Instruction A
In the estate planning text, which two court cases does guidance on participation rules for an estate or trust rely on?

Quoted text
Careful planning can help you avoid unintended income tax consequences of estate planning decisions.
Careful planning can help you avoid unintended income tax consequences of estate planning decisions.
Tax laws governing pass-through income and S corporation shares require consideration.
Recent changes involving retirement plan accounts within an estate plan may require your attention.
You have mapped out your estate plan and feel confident in its estate tax efficiency. However, it is important to consider the income tax ramifications of each decision throughout the planning process to avoid unintended consequences. After all, an individual’s death, and the gifting they do during their life, affects many taxpayers, including the decedent; their surviving spouse, estate, and beneficiaries; and, potentially, their trusts.
Pass-through business income is typically categorized as active, passive, or portfolio. Ideally, taxpayers want income to be classified as active because it is generally treated more favorably under the tax code compared to passive income. If you are actively participating in your business, your business income may qualify for a lower tax rate or for the deduction of losses. It may be important to preserve this treatment after lifetime transfers or at death.
Determining whether certain business income is active or passive in relation to a trust or estate is not as straightforward as it is for individuals. Your participation prior to transferring the business interest is no longer relevant. There is no authoritative IRS guidance for how activities of a trust or estate are tested for participation purposes. Instead, participation rules and guidance for an estate or trust rely heavily on two prominent court cases, the Mattie K. Carter Trust and Frank Aragona Trust cases.
Based on case law, the participation of a trust or estate is determined by whether key individuals acting as a fiduciary (or agents of the fiduciary) are participating in the activity. The IRS has indicated it is going to propose regulations around this area. If and when those are issued, they could provide different guidance on how activities are tested for income tax purposes.
Planning point: Consider the participation rules when choosing a trustee or executor. Your business income could be taxed at a higher rate, and losses may not be deductible, depending on whether the fiduciary participates in the income-producing activity. Use caution when relying on case law in your planning, because the IRS has not indicated that it agrees with the outcome of the cases.
If you own shares of an S corporation, planning is important to ensure that the entity’s favorable tax election is not compromised after the transfer and that it does not lose its pass-through tax treatment.
Loss of the election by a small business corporation would cause tax to be paid at the entity level as a C corporation rather than as a pass-through entity taxed on the shareholder’s income tax returns. This is generally undesirable, as C corporations have less favorable income tax treatment, such as potential double taxation. Relief is available to save the pass-through tax treatment; however, it is time-consuming and costly to obtain. It is better to protect the S corporation election with proper planning.
There are many ways that estate or trust ownership can cause an S corporation to lose its S status. Estates and specific types of trusts are qualified S corporation shareholders, but there are many factors to consider and deadlines to keep in mind to keep the S election safe.

Instruction B
Reproduce word for word everything in the records below, from their first line down to the line containing "consequences-paragraph: Le danger", with both ends included.

Bounding box records:
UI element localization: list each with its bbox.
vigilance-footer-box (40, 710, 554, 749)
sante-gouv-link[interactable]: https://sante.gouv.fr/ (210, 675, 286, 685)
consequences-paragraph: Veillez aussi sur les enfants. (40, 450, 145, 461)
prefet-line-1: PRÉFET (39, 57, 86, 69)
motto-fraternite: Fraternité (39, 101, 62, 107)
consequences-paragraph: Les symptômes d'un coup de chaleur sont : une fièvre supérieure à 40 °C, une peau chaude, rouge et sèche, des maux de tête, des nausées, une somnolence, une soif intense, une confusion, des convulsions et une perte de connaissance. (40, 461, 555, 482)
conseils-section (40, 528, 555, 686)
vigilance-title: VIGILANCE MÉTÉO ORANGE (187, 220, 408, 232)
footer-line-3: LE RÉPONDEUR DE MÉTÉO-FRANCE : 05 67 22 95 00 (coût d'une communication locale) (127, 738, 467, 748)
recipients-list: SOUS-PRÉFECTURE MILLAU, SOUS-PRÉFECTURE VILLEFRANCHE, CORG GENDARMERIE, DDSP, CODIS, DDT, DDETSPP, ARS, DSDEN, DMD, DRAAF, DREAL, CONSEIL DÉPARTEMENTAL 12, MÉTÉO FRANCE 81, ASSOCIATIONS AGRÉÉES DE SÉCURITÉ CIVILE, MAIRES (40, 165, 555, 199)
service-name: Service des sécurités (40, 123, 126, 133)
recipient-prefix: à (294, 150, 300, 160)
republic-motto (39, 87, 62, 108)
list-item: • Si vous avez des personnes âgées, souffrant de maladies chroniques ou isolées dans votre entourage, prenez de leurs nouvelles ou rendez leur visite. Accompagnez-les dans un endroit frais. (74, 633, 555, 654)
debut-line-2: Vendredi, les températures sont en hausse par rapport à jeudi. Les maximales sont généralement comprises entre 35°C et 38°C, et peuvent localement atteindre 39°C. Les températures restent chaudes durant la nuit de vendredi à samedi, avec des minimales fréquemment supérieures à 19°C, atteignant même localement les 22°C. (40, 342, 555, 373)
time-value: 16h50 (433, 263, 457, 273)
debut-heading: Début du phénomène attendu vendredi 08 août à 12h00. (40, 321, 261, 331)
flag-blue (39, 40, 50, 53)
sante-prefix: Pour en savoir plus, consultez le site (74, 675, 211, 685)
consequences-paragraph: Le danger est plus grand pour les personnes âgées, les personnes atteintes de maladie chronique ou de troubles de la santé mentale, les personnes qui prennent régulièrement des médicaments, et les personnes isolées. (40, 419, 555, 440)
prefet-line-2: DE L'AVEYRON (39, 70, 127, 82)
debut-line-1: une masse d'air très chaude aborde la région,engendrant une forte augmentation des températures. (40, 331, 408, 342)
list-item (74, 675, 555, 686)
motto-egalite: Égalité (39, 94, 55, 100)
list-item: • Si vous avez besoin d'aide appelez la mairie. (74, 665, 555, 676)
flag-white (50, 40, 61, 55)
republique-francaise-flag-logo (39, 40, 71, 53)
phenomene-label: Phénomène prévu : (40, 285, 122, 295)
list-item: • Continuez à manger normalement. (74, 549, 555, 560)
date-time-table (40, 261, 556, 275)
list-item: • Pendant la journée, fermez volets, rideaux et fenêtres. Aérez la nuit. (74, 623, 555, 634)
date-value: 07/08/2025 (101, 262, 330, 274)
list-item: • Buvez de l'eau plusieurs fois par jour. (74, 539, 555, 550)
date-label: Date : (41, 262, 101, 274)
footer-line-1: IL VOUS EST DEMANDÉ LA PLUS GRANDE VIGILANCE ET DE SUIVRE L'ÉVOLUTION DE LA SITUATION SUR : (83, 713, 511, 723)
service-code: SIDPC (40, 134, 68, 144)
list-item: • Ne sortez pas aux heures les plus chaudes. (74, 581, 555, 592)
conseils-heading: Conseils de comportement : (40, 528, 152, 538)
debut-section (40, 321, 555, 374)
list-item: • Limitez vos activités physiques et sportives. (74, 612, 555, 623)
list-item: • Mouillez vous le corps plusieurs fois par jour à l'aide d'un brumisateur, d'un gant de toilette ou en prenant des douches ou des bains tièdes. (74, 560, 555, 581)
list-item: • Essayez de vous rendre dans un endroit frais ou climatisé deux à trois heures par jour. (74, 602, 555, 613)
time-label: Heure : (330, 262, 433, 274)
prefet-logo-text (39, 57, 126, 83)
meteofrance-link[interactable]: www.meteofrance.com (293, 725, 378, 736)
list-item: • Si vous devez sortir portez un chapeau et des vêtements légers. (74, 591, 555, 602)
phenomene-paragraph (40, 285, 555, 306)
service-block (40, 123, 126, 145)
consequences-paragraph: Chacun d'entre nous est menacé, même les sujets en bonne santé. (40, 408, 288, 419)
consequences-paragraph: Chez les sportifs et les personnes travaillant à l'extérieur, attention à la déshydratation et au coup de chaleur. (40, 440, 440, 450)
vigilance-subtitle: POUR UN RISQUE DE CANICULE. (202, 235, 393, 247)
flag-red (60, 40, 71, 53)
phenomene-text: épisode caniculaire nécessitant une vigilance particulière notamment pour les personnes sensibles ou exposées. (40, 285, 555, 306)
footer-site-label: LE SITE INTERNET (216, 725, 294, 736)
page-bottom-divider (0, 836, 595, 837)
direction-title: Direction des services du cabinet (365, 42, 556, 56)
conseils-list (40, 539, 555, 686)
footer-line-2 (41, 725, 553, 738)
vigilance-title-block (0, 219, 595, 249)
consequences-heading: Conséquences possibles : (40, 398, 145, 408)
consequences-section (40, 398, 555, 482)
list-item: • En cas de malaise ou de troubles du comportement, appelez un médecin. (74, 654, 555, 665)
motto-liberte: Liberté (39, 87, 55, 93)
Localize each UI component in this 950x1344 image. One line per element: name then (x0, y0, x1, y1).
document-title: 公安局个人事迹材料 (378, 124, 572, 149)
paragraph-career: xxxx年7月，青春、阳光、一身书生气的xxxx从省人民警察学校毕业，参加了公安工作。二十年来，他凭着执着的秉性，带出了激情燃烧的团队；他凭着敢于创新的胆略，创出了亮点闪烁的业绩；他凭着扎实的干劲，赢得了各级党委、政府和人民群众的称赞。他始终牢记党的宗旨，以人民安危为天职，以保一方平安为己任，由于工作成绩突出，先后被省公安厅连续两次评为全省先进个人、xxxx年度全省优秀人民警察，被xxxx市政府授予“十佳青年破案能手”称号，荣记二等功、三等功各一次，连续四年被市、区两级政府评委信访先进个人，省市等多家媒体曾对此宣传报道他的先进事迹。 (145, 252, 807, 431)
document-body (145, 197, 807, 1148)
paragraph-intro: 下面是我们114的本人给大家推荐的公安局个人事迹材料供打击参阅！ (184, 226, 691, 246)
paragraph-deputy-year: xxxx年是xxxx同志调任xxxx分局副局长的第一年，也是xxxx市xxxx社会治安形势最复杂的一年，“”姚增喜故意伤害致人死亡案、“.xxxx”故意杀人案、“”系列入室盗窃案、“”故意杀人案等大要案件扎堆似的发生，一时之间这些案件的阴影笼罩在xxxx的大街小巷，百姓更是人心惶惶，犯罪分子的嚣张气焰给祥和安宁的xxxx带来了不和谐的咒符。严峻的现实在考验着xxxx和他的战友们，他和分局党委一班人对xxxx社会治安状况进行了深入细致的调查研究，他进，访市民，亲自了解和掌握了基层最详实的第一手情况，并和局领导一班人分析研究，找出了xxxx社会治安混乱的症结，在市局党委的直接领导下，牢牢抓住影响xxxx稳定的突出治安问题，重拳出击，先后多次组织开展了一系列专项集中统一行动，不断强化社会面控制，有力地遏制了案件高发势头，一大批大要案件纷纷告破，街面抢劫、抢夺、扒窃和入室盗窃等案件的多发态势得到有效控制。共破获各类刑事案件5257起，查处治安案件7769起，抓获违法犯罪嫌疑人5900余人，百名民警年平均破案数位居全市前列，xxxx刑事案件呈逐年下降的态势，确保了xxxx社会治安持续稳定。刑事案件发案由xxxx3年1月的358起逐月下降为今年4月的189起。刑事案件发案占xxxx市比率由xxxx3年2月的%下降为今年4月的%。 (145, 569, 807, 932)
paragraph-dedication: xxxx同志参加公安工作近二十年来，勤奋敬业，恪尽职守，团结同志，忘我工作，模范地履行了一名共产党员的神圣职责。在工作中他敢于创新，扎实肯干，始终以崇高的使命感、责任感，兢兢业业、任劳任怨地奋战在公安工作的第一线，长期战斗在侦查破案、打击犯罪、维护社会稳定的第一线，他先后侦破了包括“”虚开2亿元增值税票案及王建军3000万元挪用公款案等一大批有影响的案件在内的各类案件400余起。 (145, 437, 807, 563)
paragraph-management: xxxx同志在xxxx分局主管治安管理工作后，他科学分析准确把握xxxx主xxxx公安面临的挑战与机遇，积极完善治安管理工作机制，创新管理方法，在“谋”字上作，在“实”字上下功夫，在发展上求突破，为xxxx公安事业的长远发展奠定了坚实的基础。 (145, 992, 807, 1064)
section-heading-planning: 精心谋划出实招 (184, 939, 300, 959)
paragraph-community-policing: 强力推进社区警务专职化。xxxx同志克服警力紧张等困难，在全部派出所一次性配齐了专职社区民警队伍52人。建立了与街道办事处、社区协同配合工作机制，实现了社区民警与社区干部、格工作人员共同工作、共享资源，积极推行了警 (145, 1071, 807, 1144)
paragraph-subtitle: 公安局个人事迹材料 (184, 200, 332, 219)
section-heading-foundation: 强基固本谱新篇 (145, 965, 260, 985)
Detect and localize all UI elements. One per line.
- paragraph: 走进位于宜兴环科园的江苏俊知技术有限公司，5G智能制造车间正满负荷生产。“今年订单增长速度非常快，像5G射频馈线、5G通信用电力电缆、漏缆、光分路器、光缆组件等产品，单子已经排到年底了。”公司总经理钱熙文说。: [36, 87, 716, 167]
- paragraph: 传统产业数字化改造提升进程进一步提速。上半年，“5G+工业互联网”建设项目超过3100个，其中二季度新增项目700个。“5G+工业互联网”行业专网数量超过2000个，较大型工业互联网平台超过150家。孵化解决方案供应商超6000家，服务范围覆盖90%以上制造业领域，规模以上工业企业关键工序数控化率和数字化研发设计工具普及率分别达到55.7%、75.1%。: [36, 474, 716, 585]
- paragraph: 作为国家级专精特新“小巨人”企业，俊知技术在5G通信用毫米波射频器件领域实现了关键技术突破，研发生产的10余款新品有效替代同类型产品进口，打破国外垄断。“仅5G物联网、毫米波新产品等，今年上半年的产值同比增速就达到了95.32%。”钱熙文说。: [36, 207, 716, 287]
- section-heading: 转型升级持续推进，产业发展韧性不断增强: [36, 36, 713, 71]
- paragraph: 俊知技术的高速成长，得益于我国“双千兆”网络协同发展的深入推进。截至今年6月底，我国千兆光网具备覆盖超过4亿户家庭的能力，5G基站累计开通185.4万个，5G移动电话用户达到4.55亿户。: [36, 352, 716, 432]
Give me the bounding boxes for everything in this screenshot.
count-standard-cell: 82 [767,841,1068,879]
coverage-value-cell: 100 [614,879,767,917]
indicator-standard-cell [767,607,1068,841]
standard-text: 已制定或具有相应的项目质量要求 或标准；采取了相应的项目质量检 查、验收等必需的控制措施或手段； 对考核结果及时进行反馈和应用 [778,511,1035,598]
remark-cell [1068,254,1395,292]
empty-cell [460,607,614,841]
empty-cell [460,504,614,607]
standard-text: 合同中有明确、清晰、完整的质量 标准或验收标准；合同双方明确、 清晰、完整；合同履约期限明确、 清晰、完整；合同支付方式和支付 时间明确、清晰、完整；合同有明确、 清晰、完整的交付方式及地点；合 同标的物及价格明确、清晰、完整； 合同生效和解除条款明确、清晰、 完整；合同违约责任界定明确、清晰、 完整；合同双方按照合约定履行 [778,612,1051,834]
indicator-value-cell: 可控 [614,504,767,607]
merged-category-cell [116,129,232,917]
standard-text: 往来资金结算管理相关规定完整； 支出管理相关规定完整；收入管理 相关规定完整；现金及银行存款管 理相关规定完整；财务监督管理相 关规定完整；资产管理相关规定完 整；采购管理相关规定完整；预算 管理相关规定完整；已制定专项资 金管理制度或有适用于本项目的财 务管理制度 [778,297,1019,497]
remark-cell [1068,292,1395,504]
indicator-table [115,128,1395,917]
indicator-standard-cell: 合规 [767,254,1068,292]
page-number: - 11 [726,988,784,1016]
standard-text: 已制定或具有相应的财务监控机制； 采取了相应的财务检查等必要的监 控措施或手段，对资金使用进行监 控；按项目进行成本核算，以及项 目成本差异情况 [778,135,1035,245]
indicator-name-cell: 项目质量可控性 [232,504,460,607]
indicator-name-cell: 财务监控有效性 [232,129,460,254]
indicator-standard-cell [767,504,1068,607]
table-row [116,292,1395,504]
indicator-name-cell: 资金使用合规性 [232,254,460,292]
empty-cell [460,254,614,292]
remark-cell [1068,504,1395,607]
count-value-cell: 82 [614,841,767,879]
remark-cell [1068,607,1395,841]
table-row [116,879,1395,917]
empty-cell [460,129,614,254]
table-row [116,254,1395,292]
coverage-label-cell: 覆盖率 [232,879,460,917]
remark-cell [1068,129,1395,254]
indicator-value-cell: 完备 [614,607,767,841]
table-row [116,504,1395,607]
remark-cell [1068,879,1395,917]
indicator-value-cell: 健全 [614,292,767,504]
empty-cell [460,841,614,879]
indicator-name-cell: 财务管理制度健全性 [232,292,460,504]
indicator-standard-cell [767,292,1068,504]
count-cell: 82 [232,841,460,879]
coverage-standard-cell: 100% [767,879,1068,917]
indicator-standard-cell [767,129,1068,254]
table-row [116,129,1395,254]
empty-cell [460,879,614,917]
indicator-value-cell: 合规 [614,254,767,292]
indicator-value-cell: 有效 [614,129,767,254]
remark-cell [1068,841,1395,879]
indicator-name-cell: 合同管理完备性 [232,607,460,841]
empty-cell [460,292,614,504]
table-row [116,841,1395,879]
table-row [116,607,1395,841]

Solution A
The Mattie K. Carter Trust and Frank Aragona Trust cases.

Solution B
UI element localization: list each with its bbox.
vigilance-footer-box (40, 710, 554, 749)
sante-gouv-link[interactable]: https://sante.gouv.fr/ (210, 675, 286, 685)
consequences-paragraph: Veillez aussi sur les enfants. (40, 450, 145, 461)
prefet-line-1: PRÉFET (39, 57, 86, 69)
motto-fraternite: Fraternité (39, 101, 62, 107)
consequences-paragraph: Les symptômes d'un coup de chaleur sont : une fièvre supérieure à 40 °C, une peau chaude, rouge et sèche, des maux de tête, des nausées, une somnolence, une soif intense, une confusion, des convulsions et une perte de connaissance. (40, 461, 555, 482)
conseils-section (40, 528, 555, 686)
vigilance-title: VIGILANCE MÉTÉO ORANGE (187, 220, 408, 232)
footer-line-3: LE RÉPONDEUR DE MÉTÉO-FRANCE : 05 67 22 95 00 (coût d'une communication locale) (127, 738, 467, 748)
recipients-list: SOUS-PRÉFECTURE MILLAU, SOUS-PRÉFECTURE VILLEFRANCHE, CORG GENDARMERIE, DDSP, CODIS, DDT, DDETSPP, ARS, DSDEN, DMD, DRAAF, DREAL, CONSEIL DÉPARTEMENTAL 12, MÉTÉO FRANCE 81, ASSOCIATIONS AGRÉÉES DE SÉCURITÉ CIVILE, MAIRES (40, 165, 555, 199)
service-name: Service des sécurités (40, 123, 126, 133)
recipient-prefix: à (294, 150, 300, 160)
republic-motto (39, 87, 62, 108)
list-item: • Si vous avez des personnes âgées, souffrant de maladies chroniques ou isolées dans votre entourage, prenez de leurs nouvelles ou rendez leur visite. Accompagnez-les dans un endroit frais. (74, 633, 555, 654)
debut-line-2: Vendredi, les températures sont en hausse par rapport à jeudi. Les maximales sont généralement comprises entre 35°C et 38°C, et peuvent localement atteindre 39°C. Les températures restent chaudes durant la nuit de vendredi à samedi, avec des minimales fréquemment supérieures à 19°C, atteignant même localement les 22°C. (40, 342, 555, 373)
time-value: 16h50 (433, 263, 457, 273)
debut-heading: Début du phénomène attendu vendredi 08 août à 12h00. (40, 321, 261, 331)
flag-blue (39, 40, 50, 53)
sante-prefix: Pour en savoir plus, consultez le site (74, 675, 211, 685)
consequences-paragraph: Le danger est plus grand pour les personnes âgées, les personnes atteintes de maladie chronique ou de troubles de la santé mentale, les personnes qui prennent régulièrement des médicaments, et les personnes isolées. (40, 419, 555, 440)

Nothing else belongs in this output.